(Beginning of Data for the task)

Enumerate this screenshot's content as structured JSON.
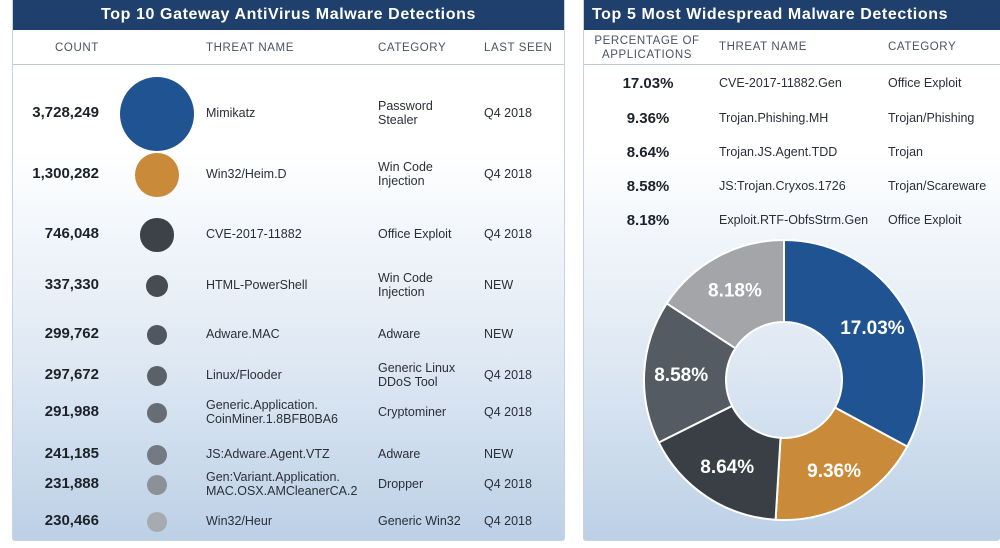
{
  "left": {
    "title": "Top 10 Gateway AntiVirus Malware Detections",
    "headers": {
      "count": "COUNT",
      "threat": "THREAT NAME",
      "category": "CATEGORY",
      "last_seen": "LAST SEEN"
    },
    "rows": [
      {
        "count": "3,728,249",
        "threat": "Mimikatz",
        "category": "Password\nStealer",
        "last_seen": "Q4 2018"
      },
      {
        "count": "1,300,282",
        "threat": "Win32/Heim.D",
        "category": "Win Code\nInjection",
        "last_seen": "Q4 2018"
      },
      {
        "count": "746,048",
        "threat": "CVE-2017-11882",
        "category": "Office Exploit",
        "last_seen": "Q4 2018"
      },
      {
        "count": "337,330",
        "threat": "HTML-PowerShell",
        "category": "Win Code\nInjection",
        "last_seen": "NEW"
      },
      {
        "count": "299,762",
        "threat": "Adware.MAC",
        "category": "Adware",
        "last_seen": "NEW"
      },
      {
        "count": "297,672",
        "threat": "Linux/Flooder",
        "category": "Generic Linux\nDDoS Tool",
        "last_seen": "Q4 2018"
      },
      {
        "count": "291,988",
        "threat": "Generic.Application.\nCoinMiner.1.8BFB0BA6",
        "category": "Cryptominer",
        "last_seen": "Q4 2018"
      },
      {
        "count": "241,185",
        "threat": "JS:Adware.Agent.VTZ",
        "category": "Adware",
        "last_seen": "NEW"
      },
      {
        "count": "231,888",
        "threat": "Gen:Variant.Application.\nMAC.OSX.AMCleanerCA.2",
        "category": "Dropper",
        "last_seen": "Q4 2018"
      },
      {
        "count": "230,466",
        "threat": "Win32/Heur",
        "category": "Generic Win32",
        "last_seen": "Q4 2018"
      }
    ],
    "bubble_colors": [
      "#1f5391",
      "#c98a3a",
      "#3d4248",
      "#474c53",
      "#515760",
      "#5b6169",
      "#676d74",
      "#747a81",
      "#8c9198",
      "#a6abb0"
    ]
  },
  "right": {
    "title": "Top 5 Most Widespread Malware Detections",
    "headers": {
      "pct": "PERCENTAGE OF\nAPPLICATIONS",
      "threat": "THREAT NAME",
      "category": "CATEGORY"
    },
    "rows": [
      {
        "pct": "17.03%",
        "threat": "CVE-2017-11882.Gen",
        "category": "Office Exploit"
      },
      {
        "pct": "9.36%",
        "threat": "Trojan.Phishing.MH",
        "category": "Trojan/Phishing"
      },
      {
        "pct": "8.64%",
        "threat": "Trojan.JS.Agent.TDD",
        "category": "Trojan"
      },
      {
        "pct": "8.58%",
        "threat": "JS:Trojan.Cryxos.1726",
        "category": "Trojan/Scareware"
      },
      {
        "pct": "8.18%",
        "threat": "Exploit.RTF-ObfsStrm.Gen",
        "category": "Office Exploit"
      }
    ]
  },
  "chart_data": [
    {
      "type": "bubble",
      "title": "Top 10 Gateway AntiVirus Malware Detections",
      "categories": [
        "Mimikatz",
        "Win32/Heim.D",
        "CVE-2017-11882",
        "HTML-PowerShell",
        "Adware.MAC",
        "Linux/Flooder",
        "Generic.Application.CoinMiner.1.8BFB0BA6",
        "JS:Adware.Agent.VTZ",
        "Gen:Variant.Application.MAC.OSX.AMCleanerCA.2",
        "Win32/Heur"
      ],
      "values": [
        3728249,
        1300282,
        746048,
        337330,
        299762,
        297672,
        291988,
        241185,
        231888,
        230466
      ]
    },
    {
      "type": "pie",
      "title": "Top 5 Most Widespread Malware Detections",
      "categories": [
        "CVE-2017-11882.Gen",
        "Trojan.Phishing.MH",
        "Trojan.JS.Agent.TDD",
        "JS:Trojan.Cryxos.1726",
        "Exploit.RTF-ObfsStrm.Gen"
      ],
      "values": [
        17.03,
        9.36,
        8.64,
        8.58,
        8.18
      ],
      "labels": [
        "17.03%",
        "9.36%",
        "8.64%",
        "8.58%",
        "8.18%"
      ],
      "colors": [
        "#1f5391",
        "#c98a3a",
        "#3a3f45",
        "#555b62",
        "#a3a5a8"
      ],
      "donut": true
    }
  ]
}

(End of Data for the task)

In the entries above, find every line holding the word "AMCleanerCA" and copy it out.

Task response
        "threat": "Gen:Variant.Application.\nMAC.OSX.AMCleanerCA.2",
        "Gen:Variant.Application.MAC.OSX.AMCleanerCA.2",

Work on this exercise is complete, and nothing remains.